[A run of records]
>>
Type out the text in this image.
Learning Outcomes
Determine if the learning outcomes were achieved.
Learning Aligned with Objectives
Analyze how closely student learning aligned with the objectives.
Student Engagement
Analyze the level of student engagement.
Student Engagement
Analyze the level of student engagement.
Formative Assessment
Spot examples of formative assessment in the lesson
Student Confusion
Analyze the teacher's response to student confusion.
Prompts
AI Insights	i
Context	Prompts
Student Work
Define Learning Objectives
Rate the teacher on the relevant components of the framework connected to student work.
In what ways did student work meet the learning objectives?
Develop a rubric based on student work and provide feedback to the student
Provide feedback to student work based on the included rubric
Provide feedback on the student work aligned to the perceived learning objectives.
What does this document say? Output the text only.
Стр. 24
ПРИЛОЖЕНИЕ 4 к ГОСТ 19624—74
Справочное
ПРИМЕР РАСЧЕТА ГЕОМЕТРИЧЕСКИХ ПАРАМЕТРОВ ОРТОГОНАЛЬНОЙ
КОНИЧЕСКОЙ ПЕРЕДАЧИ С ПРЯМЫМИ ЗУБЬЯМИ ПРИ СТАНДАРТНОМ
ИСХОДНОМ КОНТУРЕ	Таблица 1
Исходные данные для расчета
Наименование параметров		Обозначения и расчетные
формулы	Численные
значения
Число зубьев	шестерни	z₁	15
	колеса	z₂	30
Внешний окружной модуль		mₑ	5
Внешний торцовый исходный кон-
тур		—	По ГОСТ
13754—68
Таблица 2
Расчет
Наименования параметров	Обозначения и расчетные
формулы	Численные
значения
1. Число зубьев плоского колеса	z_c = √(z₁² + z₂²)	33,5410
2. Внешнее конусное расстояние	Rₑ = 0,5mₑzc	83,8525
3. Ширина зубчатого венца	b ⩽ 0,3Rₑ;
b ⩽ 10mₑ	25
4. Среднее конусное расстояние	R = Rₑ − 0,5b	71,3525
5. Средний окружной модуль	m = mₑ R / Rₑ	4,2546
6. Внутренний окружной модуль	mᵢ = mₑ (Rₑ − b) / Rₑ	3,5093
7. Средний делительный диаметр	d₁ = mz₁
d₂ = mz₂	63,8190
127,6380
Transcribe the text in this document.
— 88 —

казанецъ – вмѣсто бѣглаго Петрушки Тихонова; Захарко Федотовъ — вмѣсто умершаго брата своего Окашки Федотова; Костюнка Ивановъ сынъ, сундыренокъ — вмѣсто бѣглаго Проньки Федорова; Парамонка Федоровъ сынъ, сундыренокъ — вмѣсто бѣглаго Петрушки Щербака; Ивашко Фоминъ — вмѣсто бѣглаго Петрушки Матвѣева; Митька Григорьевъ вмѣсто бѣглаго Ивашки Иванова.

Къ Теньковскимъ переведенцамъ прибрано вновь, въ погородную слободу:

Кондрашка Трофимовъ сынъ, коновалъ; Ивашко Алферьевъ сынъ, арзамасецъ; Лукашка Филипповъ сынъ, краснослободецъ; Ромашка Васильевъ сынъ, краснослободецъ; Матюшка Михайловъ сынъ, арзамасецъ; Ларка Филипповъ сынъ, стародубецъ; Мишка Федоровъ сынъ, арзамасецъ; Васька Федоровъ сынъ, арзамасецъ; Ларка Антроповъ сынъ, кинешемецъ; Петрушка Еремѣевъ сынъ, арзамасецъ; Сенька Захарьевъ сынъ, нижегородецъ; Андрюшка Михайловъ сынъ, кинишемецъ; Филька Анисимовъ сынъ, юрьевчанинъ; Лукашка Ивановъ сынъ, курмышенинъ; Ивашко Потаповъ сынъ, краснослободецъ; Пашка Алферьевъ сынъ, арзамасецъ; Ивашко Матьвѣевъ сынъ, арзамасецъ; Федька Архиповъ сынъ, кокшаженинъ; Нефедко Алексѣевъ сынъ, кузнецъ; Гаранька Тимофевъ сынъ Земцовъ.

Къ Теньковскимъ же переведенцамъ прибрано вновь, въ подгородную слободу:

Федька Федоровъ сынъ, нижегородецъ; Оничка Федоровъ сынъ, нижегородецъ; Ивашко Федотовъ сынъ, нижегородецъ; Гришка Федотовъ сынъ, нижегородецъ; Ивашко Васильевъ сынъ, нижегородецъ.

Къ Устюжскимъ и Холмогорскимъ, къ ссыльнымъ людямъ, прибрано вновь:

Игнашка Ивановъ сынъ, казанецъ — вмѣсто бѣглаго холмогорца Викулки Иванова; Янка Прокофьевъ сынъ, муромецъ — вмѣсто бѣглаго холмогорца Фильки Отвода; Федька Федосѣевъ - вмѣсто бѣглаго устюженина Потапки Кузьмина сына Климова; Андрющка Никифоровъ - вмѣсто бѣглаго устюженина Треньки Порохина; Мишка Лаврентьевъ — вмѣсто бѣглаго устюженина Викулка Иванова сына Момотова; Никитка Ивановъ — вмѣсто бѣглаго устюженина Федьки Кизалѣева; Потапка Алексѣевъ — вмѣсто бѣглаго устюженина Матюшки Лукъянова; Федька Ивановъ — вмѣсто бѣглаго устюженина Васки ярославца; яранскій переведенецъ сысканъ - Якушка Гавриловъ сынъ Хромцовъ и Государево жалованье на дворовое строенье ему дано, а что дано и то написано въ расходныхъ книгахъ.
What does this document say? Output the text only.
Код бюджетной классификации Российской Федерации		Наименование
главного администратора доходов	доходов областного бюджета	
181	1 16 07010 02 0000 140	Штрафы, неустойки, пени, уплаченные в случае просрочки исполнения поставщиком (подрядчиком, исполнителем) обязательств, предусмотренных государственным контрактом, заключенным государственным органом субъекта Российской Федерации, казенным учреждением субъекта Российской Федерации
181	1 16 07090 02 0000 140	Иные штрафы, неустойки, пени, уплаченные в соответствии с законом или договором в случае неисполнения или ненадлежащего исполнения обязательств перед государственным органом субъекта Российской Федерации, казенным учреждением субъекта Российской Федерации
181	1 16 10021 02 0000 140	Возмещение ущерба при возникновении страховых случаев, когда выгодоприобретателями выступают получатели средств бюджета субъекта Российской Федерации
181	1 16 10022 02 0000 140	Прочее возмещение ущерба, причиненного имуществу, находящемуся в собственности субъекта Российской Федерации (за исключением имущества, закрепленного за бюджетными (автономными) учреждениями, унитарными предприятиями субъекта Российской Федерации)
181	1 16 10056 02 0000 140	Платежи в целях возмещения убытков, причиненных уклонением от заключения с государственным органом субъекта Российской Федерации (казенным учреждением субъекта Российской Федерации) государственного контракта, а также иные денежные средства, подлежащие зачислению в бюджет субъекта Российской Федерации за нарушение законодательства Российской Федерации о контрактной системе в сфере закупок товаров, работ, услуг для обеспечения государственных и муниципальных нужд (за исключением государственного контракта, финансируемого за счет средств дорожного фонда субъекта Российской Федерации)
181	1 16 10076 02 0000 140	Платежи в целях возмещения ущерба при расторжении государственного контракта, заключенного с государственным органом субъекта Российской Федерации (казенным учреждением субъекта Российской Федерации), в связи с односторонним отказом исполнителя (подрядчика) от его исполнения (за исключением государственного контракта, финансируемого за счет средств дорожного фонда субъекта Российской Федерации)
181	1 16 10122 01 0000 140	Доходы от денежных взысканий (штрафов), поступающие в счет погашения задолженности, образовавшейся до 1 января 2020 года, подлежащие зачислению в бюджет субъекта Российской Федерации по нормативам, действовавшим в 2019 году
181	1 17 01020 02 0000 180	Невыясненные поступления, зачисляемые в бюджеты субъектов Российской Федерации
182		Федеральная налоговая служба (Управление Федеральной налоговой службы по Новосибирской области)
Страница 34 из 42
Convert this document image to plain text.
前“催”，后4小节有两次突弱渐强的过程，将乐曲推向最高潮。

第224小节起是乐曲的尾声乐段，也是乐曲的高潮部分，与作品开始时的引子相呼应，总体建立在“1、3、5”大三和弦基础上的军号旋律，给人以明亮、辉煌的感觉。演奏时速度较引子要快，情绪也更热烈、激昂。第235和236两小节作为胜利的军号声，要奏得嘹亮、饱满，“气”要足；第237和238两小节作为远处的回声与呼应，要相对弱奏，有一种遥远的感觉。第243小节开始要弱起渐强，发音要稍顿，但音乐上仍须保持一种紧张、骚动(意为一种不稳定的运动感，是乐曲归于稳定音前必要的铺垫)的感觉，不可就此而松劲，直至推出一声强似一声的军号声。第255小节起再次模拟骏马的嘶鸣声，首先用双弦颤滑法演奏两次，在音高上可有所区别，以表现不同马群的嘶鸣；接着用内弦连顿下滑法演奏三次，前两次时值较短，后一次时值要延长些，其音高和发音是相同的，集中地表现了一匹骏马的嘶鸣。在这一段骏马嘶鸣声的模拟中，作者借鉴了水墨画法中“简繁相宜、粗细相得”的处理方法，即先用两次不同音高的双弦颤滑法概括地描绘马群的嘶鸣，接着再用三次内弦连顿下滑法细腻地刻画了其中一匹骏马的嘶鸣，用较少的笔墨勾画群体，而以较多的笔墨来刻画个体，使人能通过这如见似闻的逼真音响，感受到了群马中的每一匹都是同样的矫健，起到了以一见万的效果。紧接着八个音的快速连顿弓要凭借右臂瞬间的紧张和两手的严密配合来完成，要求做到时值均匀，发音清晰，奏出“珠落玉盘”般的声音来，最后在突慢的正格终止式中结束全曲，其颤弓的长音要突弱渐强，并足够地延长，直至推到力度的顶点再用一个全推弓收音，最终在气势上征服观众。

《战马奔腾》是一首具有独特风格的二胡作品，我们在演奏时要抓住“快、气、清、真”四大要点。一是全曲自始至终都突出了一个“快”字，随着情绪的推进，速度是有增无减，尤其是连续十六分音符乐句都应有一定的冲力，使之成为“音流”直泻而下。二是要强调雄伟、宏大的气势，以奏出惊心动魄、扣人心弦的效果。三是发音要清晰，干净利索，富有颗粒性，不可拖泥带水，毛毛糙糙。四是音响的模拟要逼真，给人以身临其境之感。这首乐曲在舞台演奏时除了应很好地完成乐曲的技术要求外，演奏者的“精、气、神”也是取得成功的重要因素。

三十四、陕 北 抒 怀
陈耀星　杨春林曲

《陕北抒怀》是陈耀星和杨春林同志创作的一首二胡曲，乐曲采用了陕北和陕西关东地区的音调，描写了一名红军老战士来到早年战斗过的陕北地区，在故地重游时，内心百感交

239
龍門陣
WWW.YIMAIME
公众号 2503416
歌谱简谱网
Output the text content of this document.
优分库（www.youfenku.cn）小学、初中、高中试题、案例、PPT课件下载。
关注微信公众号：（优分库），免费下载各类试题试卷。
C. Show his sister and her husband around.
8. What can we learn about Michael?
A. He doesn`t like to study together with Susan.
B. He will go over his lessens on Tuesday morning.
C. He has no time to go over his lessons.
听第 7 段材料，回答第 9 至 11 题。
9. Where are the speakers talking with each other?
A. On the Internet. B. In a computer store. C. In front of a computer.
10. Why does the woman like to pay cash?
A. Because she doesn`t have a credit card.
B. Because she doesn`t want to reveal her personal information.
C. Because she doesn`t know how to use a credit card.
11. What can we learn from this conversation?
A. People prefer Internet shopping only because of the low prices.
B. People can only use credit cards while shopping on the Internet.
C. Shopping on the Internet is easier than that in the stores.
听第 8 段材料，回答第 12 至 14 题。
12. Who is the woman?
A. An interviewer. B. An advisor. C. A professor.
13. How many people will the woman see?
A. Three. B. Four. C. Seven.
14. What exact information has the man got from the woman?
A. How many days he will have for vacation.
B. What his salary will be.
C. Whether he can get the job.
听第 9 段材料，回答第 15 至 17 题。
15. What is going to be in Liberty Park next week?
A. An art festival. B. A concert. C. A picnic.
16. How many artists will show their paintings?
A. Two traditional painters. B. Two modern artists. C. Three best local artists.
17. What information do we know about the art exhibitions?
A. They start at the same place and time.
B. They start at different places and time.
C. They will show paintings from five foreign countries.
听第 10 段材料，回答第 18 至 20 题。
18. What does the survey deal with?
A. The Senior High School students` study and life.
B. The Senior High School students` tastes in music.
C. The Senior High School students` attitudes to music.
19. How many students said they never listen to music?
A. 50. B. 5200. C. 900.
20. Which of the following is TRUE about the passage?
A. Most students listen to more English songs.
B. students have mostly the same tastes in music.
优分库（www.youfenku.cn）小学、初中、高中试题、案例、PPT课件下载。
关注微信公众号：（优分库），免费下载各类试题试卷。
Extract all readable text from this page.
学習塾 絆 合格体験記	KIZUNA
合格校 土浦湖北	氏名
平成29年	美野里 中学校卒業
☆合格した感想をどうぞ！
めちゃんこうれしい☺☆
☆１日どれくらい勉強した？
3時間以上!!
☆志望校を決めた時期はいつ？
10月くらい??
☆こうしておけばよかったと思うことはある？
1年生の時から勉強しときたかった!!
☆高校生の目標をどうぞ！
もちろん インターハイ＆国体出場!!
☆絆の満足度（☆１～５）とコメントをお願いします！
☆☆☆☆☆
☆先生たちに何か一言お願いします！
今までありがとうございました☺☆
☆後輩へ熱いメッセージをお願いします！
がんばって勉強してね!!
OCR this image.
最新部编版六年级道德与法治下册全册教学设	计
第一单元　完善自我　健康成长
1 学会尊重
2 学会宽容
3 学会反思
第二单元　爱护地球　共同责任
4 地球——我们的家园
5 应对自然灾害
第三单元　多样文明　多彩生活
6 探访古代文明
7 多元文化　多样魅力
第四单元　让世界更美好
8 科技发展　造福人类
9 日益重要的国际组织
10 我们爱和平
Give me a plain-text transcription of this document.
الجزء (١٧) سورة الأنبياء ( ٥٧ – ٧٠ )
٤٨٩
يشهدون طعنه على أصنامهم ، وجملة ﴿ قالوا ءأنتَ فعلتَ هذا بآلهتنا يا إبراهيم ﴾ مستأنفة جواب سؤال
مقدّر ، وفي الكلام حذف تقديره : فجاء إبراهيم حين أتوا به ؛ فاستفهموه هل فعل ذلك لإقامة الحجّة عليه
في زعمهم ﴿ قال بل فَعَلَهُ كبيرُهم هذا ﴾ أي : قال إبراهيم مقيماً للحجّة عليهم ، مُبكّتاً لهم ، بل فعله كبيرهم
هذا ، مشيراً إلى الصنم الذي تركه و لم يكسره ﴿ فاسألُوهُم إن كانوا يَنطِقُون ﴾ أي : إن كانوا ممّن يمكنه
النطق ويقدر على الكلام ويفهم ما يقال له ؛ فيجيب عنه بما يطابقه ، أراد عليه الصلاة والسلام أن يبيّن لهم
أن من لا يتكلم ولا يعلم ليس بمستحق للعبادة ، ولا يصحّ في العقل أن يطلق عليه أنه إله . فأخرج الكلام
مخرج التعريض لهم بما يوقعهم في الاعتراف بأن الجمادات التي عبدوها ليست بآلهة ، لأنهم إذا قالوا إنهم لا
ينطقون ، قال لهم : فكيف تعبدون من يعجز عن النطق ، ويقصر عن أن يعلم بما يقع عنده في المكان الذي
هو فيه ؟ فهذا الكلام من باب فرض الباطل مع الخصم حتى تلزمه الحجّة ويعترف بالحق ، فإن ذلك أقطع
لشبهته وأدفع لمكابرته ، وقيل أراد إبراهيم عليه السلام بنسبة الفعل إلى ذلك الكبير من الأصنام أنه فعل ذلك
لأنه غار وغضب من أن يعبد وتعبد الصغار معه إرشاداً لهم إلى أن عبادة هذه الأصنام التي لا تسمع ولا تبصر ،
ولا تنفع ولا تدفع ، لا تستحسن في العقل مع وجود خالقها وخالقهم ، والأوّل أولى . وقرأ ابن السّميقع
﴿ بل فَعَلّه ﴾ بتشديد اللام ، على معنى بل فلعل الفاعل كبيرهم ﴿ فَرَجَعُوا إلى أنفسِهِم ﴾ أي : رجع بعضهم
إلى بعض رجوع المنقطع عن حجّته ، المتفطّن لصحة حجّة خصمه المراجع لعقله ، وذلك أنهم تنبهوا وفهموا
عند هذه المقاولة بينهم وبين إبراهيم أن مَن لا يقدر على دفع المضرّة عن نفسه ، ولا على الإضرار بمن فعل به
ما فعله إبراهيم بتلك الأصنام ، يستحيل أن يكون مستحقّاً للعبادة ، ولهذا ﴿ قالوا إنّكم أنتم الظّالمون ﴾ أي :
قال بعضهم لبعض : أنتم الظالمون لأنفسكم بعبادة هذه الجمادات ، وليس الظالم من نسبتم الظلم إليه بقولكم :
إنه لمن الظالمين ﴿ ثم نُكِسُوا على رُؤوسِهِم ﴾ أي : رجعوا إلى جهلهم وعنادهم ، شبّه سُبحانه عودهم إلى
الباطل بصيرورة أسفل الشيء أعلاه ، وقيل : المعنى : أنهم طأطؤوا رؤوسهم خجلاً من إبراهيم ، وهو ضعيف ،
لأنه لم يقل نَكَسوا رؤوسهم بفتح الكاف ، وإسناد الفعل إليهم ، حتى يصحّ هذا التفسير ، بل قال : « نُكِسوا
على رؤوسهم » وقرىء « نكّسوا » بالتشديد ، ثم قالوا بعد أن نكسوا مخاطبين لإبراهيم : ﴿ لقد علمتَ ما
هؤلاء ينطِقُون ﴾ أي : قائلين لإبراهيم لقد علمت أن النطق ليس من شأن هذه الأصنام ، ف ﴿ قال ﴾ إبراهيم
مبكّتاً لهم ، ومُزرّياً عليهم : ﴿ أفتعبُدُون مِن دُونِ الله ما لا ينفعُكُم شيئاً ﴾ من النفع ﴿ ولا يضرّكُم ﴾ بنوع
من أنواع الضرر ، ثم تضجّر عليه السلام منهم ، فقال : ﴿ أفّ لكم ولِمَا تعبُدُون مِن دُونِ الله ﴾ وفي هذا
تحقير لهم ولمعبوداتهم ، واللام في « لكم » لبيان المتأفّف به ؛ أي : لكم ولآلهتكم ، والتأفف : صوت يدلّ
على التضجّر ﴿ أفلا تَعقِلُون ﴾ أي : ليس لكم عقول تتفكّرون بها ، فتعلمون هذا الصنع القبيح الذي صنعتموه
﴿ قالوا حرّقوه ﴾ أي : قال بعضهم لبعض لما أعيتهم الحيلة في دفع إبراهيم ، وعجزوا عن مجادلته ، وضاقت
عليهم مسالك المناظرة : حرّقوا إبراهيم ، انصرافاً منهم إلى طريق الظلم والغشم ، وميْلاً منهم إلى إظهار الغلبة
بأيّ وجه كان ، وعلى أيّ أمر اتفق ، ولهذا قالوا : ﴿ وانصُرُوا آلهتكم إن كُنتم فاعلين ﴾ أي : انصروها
<<
• [Goal]: Using the material above, count the lines containing the word "many". Reply with the number alone.

• [Exercise result]: 4